Dataset excerpts:
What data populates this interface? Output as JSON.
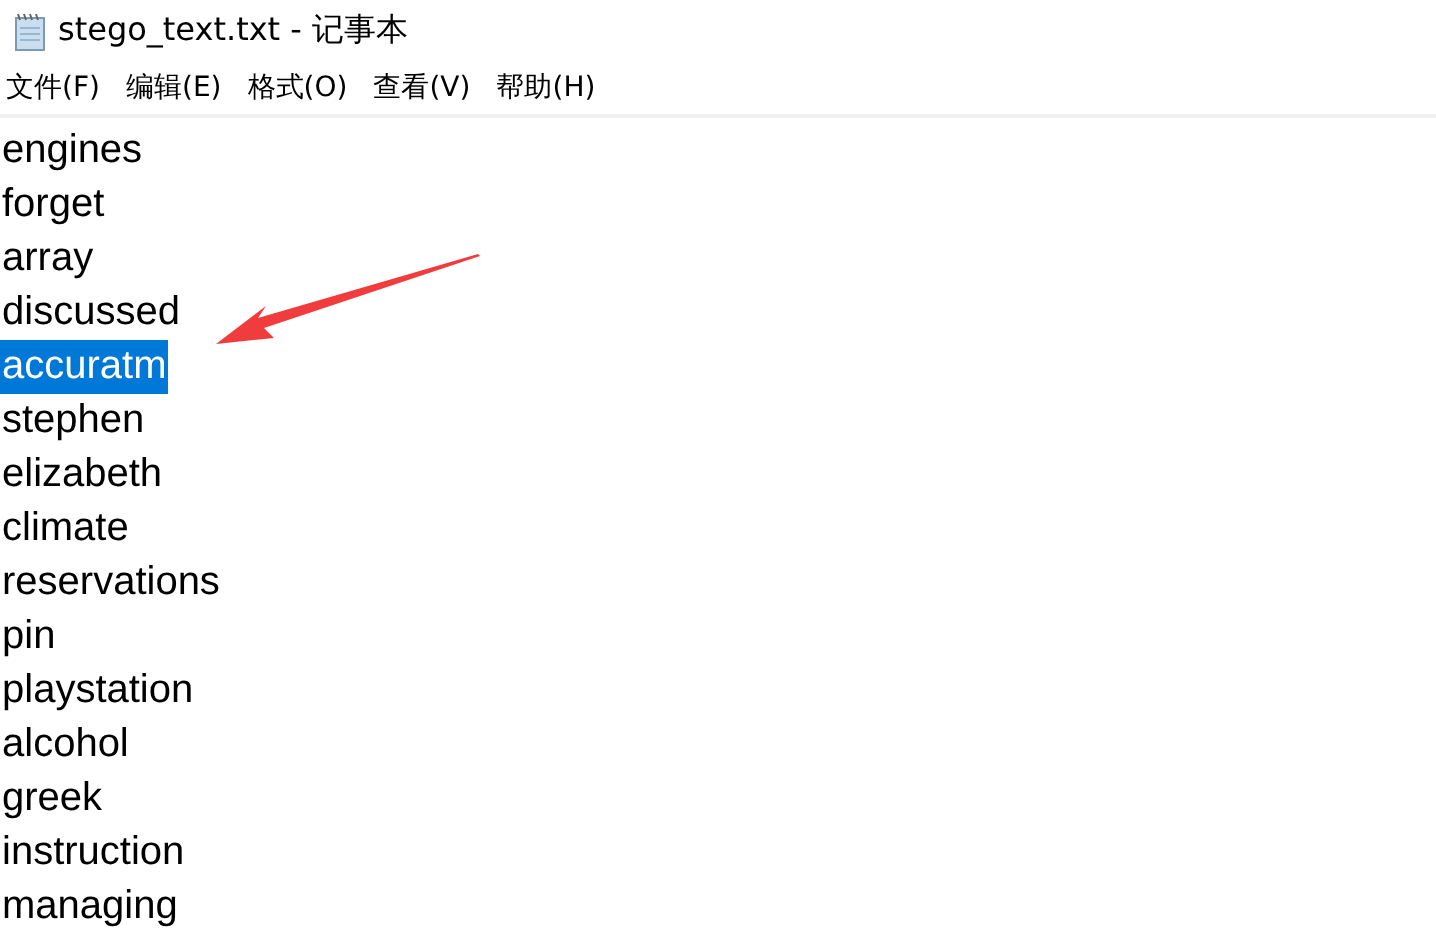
{
  "window": {
    "title": "stego_text.txt - 记事本"
  },
  "menu": [
    "文件(F)",
    "编辑(E)",
    "格式(O)",
    "查看(V)",
    "帮助(H)"
  ],
  "lines": [
    {
      "text": "engines",
      "selected": false
    },
    {
      "text": "forget",
      "selected": false
    },
    {
      "text": "array",
      "selected": false
    },
    {
      "text": "discussed",
      "selected": false
    },
    {
      "text": "accuratm",
      "selected": true
    },
    {
      "text": "stephen",
      "selected": false
    },
    {
      "text": "elizabeth",
      "selected": false
    },
    {
      "text": "climate",
      "selected": false
    },
    {
      "text": "reservations",
      "selected": false
    },
    {
      "text": "pin",
      "selected": false
    },
    {
      "text": "playstation",
      "selected": false
    },
    {
      "text": "alcohol",
      "selected": false
    },
    {
      "text": "greek",
      "selected": false
    },
    {
      "text": "instruction",
      "selected": false
    },
    {
      "text": "managing",
      "selected": false
    }
  ]
}
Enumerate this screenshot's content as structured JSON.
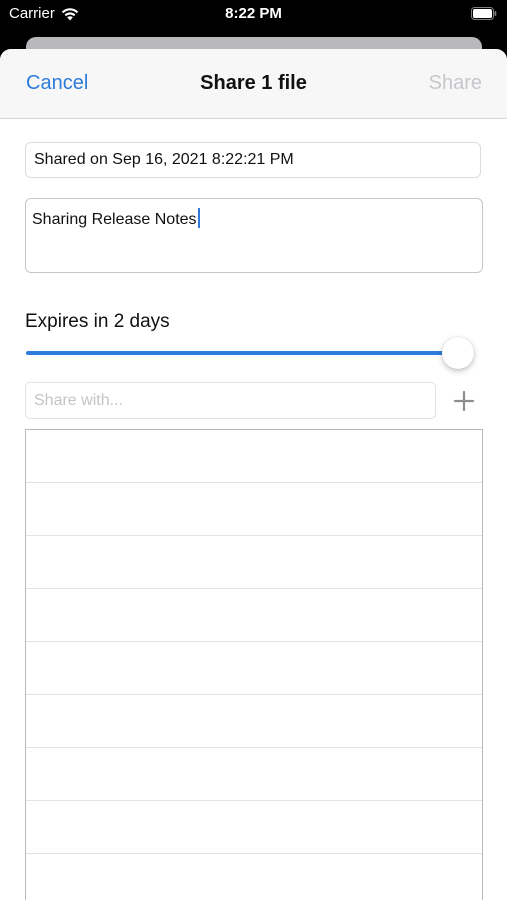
{
  "status_bar": {
    "carrier": "Carrier",
    "time": "8:22 PM",
    "icons": [
      "wifi-icon",
      "battery-icon"
    ]
  },
  "nav": {
    "cancel_label": "Cancel",
    "title": "Share 1 file",
    "share_label": "Share",
    "share_enabled": false
  },
  "form": {
    "shared_name_value": "Shared on Sep 16, 2021 8:22:21 PM",
    "notes_value": "Sharing Release Notes",
    "expires_label": "Expires in 2 days",
    "expiry_slider_fraction": 1.0,
    "share_with_placeholder": "Share with...",
    "share_with_value": "",
    "add_icon": "plus-icon"
  },
  "recipients": {
    "rows": [
      "",
      "",
      "",
      "",
      "",
      "",
      "",
      "",
      ""
    ]
  },
  "colors": {
    "accent": "#2f7bdc",
    "disabled": "#c7c7cc",
    "nav_background": "#f7f7f7"
  }
}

__GIVEN TASK__: Select the lines in this material that hold the word "title", leaving none out.

__SOLUTION TO THE EXERCISE__:
    "title": "stego_text.txt - 记事本"
    "title": "Share 1 file",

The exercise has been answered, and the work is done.